◆ Set problem
Can you pull out each line of the data below that includes the word "klartext"?

◆ Data provided
## Begin

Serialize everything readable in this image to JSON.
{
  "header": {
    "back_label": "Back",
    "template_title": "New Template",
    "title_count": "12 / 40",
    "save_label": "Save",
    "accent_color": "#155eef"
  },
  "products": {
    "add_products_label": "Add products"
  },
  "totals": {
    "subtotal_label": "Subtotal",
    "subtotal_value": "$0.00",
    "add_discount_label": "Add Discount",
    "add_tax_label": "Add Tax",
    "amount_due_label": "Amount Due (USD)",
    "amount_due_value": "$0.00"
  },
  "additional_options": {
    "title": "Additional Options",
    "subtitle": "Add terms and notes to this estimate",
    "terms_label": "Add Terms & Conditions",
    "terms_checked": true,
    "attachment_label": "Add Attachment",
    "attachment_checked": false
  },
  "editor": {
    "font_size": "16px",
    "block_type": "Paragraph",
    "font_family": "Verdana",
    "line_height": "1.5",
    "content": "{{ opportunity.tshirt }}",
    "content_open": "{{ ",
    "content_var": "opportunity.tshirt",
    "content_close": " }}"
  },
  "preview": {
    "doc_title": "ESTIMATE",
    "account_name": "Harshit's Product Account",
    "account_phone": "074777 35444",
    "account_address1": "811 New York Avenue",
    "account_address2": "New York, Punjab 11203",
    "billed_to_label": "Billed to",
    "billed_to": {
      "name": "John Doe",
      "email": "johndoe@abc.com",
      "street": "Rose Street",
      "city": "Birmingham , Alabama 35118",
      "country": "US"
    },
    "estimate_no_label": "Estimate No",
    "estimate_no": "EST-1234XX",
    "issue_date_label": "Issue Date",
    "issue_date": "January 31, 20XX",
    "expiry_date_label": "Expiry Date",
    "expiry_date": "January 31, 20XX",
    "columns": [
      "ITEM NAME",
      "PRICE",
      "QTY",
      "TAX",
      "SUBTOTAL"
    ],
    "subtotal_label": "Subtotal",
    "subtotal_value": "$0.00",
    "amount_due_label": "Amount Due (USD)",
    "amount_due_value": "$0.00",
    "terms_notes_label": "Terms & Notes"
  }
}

## End
## Begin

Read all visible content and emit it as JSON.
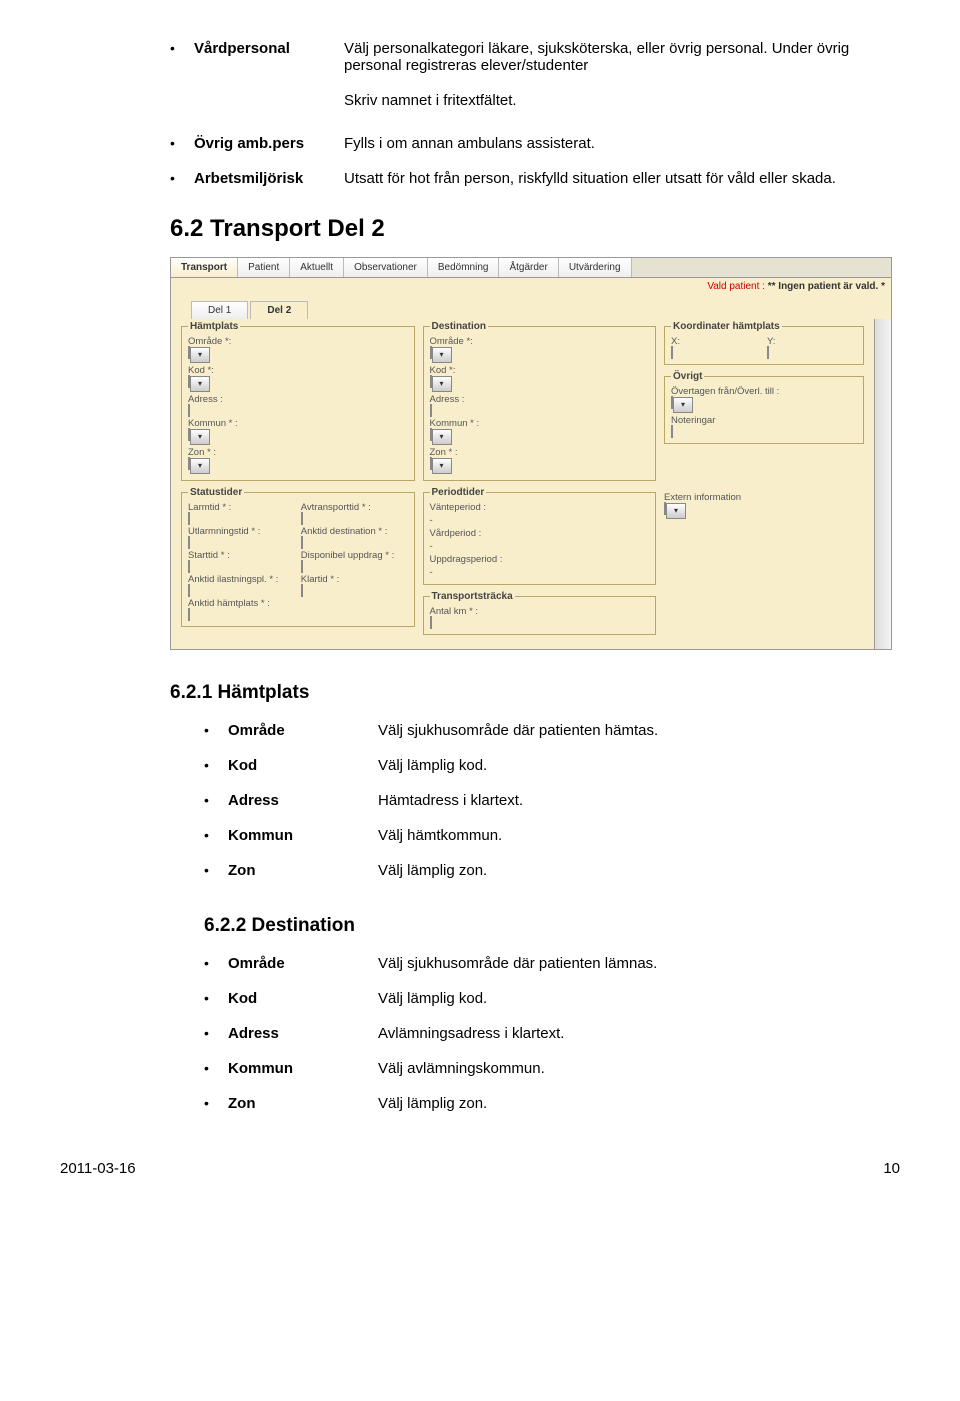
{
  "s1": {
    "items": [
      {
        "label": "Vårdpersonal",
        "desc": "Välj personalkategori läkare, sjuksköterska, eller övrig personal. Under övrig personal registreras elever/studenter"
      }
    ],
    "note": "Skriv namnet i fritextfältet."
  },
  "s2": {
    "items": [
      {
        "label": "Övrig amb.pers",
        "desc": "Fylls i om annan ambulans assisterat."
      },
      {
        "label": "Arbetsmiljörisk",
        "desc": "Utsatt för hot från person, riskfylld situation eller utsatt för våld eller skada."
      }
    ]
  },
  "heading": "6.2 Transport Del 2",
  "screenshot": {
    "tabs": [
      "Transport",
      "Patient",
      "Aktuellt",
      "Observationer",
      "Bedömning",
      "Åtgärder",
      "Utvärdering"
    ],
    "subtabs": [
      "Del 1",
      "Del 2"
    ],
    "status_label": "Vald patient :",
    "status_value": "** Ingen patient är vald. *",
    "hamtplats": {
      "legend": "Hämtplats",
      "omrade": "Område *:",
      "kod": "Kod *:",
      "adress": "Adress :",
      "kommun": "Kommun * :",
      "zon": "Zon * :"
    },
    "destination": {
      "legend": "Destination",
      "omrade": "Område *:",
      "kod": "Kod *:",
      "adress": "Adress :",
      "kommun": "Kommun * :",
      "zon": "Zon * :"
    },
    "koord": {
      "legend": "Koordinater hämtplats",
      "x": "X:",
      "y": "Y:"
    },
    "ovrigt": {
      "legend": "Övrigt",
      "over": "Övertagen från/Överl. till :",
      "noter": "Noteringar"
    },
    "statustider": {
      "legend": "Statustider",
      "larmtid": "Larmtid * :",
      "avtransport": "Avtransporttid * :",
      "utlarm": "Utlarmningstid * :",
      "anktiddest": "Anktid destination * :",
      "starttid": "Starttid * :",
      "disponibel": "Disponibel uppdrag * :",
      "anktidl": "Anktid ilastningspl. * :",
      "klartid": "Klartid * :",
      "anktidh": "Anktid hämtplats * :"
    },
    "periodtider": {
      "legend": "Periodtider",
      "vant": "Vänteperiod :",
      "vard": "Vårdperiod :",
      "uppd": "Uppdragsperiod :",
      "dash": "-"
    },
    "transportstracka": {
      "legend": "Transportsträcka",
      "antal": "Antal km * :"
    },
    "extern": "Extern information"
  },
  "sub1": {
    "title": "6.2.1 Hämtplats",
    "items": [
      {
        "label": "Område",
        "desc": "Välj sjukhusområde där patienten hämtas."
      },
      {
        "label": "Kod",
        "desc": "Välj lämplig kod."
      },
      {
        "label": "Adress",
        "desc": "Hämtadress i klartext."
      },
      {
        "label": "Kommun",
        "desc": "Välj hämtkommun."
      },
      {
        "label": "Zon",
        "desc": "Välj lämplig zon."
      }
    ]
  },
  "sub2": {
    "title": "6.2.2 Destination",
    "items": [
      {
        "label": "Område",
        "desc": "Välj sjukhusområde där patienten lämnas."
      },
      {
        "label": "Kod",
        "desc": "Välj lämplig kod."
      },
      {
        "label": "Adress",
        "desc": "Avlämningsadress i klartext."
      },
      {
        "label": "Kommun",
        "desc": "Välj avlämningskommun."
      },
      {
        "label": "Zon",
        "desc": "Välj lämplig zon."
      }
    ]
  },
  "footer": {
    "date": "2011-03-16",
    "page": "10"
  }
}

## End

◆ Reply to the exercise
        "desc": "Hämtadress i klartext."
        "desc": "Avlämningsadress i klartext."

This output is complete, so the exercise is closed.